◆ **Task goal**
Look through the records below, count the lines with the word "image", and reply with only the number.

◆ **Data to use**
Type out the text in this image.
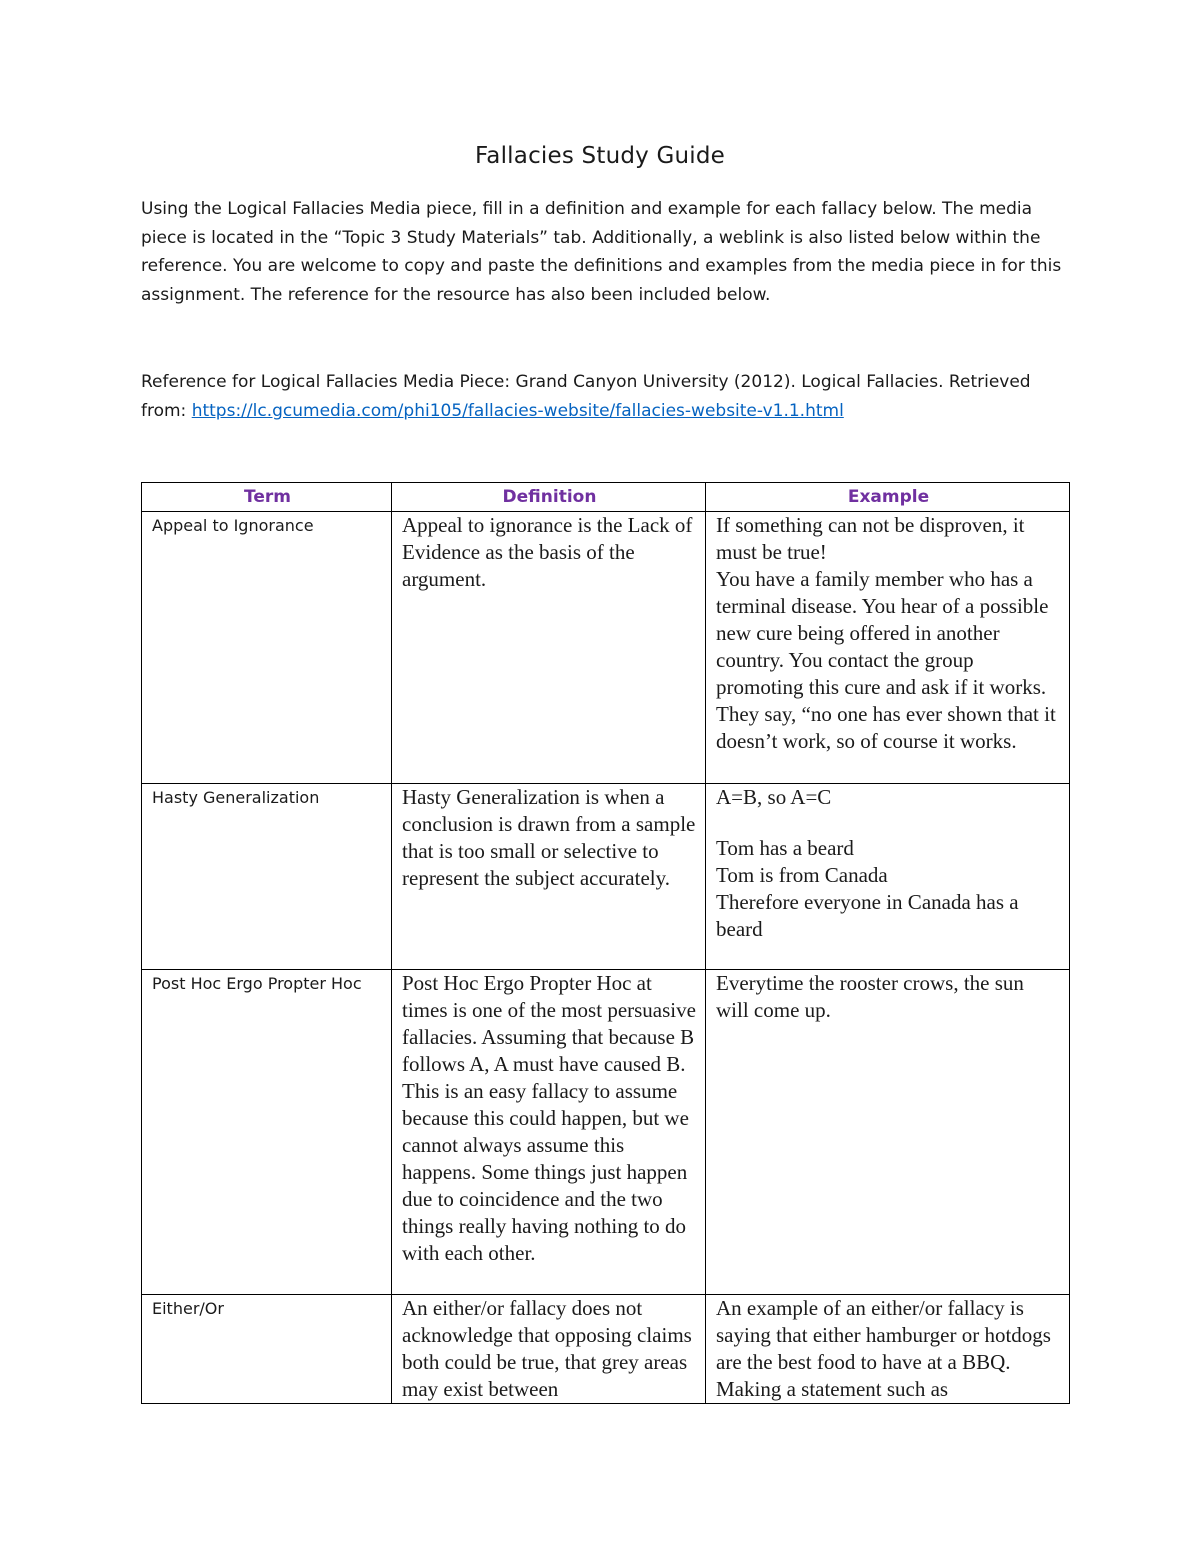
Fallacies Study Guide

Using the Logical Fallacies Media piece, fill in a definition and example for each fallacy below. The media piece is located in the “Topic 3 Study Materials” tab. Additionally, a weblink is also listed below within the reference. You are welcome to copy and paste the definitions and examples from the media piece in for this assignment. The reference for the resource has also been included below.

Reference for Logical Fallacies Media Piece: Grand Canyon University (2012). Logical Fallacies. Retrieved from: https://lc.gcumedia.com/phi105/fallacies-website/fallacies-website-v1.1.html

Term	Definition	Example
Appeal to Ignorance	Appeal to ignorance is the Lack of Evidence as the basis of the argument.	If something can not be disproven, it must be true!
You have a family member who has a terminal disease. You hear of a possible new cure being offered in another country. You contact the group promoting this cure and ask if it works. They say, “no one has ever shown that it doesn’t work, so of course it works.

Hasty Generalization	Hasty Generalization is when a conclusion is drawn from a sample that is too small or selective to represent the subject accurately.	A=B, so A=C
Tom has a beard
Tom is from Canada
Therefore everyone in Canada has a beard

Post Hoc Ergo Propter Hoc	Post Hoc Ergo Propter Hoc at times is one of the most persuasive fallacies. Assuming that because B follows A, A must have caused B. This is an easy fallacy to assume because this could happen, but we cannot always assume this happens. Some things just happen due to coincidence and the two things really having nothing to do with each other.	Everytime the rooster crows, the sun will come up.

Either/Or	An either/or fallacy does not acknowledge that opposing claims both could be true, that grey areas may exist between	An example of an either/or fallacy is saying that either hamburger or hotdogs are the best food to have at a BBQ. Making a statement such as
...
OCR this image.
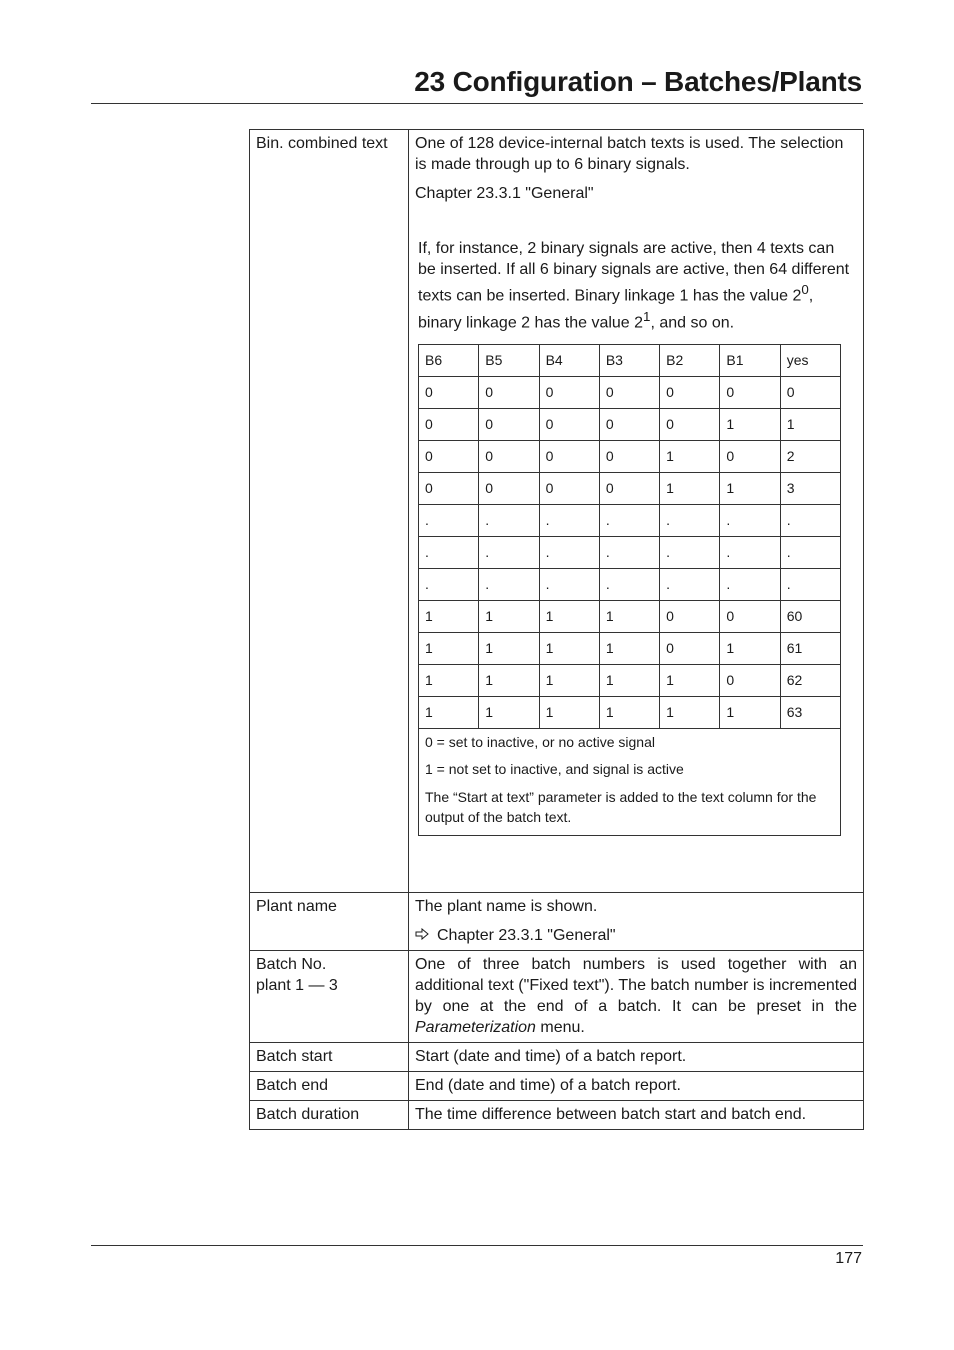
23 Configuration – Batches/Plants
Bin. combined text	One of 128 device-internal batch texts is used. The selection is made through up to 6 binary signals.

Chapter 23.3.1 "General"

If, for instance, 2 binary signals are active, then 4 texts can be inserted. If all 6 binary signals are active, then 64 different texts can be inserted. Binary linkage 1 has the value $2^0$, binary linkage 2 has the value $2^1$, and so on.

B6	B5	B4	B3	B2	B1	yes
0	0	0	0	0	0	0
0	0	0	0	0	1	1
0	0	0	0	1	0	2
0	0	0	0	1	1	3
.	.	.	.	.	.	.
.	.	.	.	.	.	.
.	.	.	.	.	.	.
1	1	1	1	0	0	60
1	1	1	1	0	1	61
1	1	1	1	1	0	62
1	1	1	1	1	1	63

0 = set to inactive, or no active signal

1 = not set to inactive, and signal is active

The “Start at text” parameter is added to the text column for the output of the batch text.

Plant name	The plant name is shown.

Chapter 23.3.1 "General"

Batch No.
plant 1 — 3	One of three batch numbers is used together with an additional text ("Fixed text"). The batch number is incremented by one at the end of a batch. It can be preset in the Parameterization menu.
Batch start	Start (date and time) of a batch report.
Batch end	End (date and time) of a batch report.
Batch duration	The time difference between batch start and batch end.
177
==
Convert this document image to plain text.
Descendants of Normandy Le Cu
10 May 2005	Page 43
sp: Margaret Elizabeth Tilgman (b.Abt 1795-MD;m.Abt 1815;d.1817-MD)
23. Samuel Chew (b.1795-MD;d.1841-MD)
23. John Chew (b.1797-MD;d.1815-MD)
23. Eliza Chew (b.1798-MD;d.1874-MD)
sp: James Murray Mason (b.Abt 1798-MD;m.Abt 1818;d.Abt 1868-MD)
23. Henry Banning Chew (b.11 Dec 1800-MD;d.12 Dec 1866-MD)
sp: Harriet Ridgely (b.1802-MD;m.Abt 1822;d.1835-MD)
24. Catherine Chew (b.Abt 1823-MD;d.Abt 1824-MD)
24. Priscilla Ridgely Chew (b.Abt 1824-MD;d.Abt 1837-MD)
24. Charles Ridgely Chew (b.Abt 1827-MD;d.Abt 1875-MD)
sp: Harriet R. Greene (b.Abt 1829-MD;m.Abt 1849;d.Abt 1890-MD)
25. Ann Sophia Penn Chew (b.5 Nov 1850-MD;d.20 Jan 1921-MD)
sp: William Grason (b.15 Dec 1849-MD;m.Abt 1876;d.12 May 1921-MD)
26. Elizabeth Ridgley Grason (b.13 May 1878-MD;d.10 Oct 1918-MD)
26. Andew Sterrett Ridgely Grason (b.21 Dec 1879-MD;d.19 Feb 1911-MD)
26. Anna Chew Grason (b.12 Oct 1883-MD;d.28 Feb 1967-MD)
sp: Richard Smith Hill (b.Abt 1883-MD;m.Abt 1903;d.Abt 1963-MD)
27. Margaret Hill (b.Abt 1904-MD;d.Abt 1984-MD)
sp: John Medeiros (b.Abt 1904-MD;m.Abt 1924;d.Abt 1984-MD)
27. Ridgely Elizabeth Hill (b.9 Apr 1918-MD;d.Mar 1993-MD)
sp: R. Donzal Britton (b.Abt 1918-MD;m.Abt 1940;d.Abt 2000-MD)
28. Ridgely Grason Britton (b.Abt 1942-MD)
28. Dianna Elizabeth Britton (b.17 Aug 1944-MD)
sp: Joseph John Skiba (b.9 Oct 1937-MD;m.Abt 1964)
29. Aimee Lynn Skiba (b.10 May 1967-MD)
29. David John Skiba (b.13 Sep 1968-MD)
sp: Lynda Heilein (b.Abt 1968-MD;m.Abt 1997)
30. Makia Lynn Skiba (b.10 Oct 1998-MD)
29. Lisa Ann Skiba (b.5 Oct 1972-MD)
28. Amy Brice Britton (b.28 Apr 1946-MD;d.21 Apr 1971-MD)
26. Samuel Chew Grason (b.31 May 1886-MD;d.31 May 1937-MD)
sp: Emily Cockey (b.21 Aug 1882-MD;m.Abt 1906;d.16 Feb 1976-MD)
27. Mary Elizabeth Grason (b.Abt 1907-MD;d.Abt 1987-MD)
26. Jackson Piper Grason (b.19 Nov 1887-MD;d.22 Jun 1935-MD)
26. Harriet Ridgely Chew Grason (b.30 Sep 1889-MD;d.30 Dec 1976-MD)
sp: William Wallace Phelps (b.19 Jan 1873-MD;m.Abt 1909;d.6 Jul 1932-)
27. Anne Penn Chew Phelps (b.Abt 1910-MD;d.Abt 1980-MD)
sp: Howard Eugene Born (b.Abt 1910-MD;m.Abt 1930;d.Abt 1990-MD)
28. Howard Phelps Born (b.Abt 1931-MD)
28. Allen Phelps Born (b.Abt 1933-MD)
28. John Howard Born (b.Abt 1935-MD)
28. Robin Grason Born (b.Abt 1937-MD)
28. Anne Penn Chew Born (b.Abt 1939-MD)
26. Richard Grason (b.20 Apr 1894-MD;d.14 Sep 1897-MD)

◆ **Expected output**
3